Set problem: Say how many lines include the word "avant", using only a number.

● ● ● ●

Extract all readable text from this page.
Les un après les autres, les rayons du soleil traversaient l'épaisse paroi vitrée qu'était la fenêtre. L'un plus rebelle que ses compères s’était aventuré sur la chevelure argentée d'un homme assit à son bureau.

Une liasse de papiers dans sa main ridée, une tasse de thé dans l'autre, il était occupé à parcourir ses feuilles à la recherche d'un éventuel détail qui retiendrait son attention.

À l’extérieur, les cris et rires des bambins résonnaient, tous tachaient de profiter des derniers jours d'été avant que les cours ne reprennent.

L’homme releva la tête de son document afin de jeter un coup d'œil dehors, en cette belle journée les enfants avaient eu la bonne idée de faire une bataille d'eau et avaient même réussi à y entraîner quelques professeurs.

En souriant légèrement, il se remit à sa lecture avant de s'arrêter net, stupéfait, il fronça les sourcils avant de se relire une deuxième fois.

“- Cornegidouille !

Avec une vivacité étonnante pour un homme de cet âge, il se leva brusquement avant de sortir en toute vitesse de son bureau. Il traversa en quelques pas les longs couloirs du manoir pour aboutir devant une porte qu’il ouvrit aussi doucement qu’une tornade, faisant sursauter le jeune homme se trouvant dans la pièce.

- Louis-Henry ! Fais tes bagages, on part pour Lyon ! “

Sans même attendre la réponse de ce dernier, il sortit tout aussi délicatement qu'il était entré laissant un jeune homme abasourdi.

● ● ● ●

Answer to the problem: 3